- [What this task involves]:
Each line holding the word "color" counts once; give the total and nothing more.

=== Data listing ===

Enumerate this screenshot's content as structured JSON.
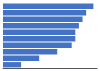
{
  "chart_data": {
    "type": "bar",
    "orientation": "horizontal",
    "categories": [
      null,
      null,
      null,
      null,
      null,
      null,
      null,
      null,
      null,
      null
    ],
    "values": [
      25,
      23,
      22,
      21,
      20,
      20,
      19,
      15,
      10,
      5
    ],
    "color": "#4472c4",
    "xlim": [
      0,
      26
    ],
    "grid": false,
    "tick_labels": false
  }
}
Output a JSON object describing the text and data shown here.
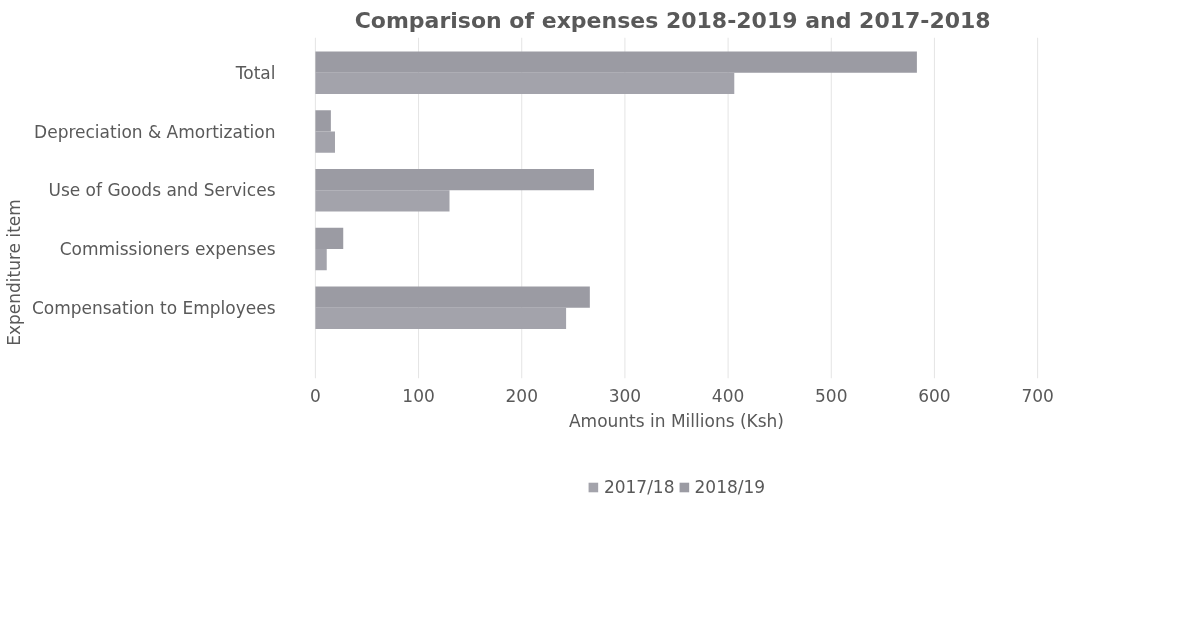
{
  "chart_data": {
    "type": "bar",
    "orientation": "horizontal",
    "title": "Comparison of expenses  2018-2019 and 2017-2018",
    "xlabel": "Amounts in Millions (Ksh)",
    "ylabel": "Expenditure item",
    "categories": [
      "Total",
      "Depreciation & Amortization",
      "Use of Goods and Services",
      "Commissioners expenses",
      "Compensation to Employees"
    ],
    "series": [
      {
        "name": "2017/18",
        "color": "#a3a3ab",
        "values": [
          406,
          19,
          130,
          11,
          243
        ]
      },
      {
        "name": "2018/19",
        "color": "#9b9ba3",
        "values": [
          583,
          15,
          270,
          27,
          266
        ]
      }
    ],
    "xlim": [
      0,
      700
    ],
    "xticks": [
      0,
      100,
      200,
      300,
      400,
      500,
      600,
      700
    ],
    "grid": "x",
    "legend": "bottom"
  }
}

===

- [Response to this exercise]:
3